*Task directions*.
Pull out every line of the rows below that contains the string "plot" and copy each one in full. Matching is case-sensitive.

*Raw data*.
"""
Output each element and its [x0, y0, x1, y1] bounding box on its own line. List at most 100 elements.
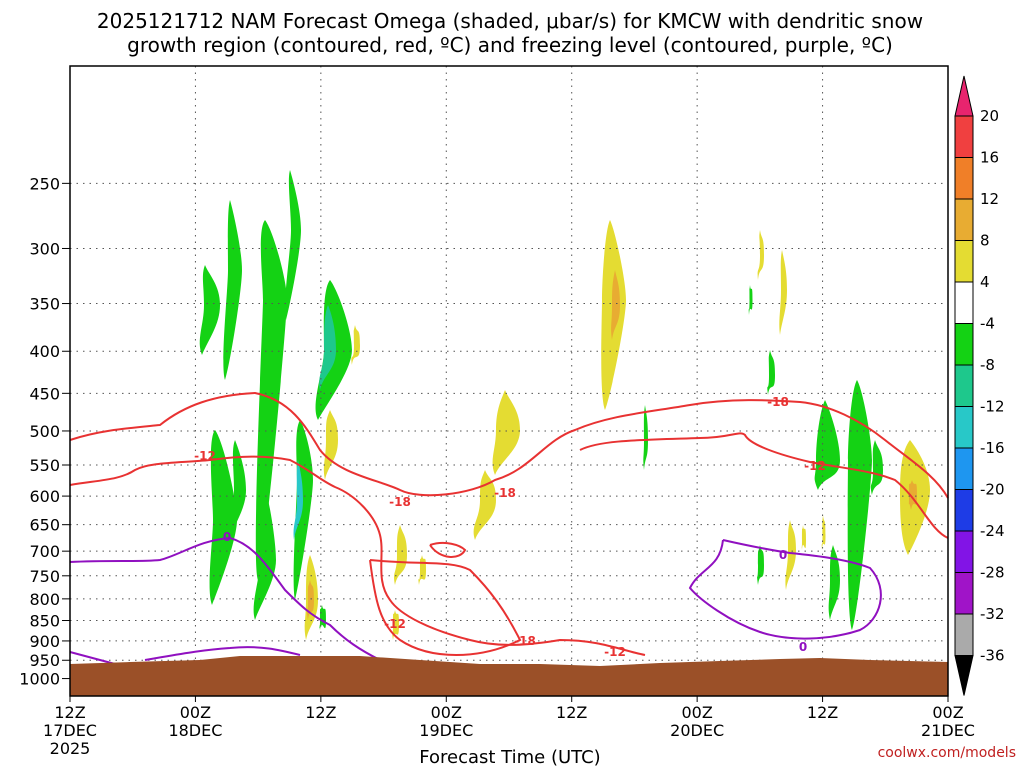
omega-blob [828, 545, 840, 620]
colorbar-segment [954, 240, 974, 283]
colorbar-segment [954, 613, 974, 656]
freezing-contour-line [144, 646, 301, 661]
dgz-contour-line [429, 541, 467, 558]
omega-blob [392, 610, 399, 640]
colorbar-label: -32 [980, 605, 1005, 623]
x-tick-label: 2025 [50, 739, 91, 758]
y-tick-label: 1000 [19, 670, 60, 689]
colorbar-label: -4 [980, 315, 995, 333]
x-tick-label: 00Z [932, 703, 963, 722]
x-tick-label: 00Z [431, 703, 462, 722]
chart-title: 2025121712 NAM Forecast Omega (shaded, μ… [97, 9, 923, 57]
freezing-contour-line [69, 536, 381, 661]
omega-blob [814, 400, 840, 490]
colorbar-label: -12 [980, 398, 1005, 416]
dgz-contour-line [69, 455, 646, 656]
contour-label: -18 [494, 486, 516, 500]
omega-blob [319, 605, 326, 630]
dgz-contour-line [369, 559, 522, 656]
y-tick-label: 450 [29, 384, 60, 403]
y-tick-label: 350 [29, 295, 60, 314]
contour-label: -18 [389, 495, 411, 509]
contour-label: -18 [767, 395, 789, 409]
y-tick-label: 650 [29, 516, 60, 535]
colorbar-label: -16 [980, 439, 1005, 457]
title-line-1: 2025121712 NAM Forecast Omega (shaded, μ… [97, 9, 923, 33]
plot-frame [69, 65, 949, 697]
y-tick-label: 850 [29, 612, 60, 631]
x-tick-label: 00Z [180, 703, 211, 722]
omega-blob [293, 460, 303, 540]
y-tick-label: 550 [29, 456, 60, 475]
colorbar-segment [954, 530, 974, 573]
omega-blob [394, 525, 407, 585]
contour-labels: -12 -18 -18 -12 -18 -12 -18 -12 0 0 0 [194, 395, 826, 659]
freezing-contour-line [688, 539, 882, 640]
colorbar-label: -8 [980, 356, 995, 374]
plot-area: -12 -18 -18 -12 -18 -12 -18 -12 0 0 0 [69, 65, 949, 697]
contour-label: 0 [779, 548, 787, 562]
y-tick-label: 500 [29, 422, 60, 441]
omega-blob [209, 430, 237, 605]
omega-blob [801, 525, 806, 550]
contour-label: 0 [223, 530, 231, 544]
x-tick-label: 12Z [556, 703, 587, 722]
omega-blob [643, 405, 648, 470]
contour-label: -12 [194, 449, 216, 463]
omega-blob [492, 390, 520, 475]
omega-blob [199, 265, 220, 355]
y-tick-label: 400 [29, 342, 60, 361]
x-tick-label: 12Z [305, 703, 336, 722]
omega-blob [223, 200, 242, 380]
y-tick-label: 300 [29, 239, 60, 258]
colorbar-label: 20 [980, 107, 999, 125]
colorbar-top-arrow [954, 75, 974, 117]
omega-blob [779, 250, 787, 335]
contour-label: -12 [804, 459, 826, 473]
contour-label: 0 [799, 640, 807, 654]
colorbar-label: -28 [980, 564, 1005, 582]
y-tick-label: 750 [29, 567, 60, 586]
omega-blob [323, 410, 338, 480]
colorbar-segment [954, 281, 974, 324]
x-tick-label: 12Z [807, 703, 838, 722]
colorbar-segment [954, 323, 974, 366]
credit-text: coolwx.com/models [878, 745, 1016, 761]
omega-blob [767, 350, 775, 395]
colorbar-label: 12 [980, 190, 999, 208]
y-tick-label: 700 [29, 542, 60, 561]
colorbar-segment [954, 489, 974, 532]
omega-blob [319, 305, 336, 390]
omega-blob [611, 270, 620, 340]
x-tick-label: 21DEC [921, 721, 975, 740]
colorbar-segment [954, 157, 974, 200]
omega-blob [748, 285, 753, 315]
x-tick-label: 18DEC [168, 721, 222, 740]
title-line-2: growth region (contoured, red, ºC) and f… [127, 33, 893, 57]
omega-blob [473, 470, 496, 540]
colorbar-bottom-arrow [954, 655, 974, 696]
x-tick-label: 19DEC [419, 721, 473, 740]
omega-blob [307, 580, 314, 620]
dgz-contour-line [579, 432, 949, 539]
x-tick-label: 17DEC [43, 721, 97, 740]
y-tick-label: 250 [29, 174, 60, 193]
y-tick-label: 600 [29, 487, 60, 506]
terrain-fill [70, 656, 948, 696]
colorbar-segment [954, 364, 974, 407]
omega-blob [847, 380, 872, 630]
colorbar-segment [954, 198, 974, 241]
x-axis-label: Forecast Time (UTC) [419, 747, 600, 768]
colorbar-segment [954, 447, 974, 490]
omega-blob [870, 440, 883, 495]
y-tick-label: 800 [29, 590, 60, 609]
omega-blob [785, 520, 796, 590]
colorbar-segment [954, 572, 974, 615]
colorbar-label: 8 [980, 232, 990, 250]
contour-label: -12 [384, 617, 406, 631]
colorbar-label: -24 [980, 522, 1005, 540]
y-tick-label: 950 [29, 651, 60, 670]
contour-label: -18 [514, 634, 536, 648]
"""
*Result*.
plot-frame [69, 65, 949, 697]
plot-area: -12 -18 -18 -12 -18 -12 -18 -12 0 0 0 [69, 65, 949, 697]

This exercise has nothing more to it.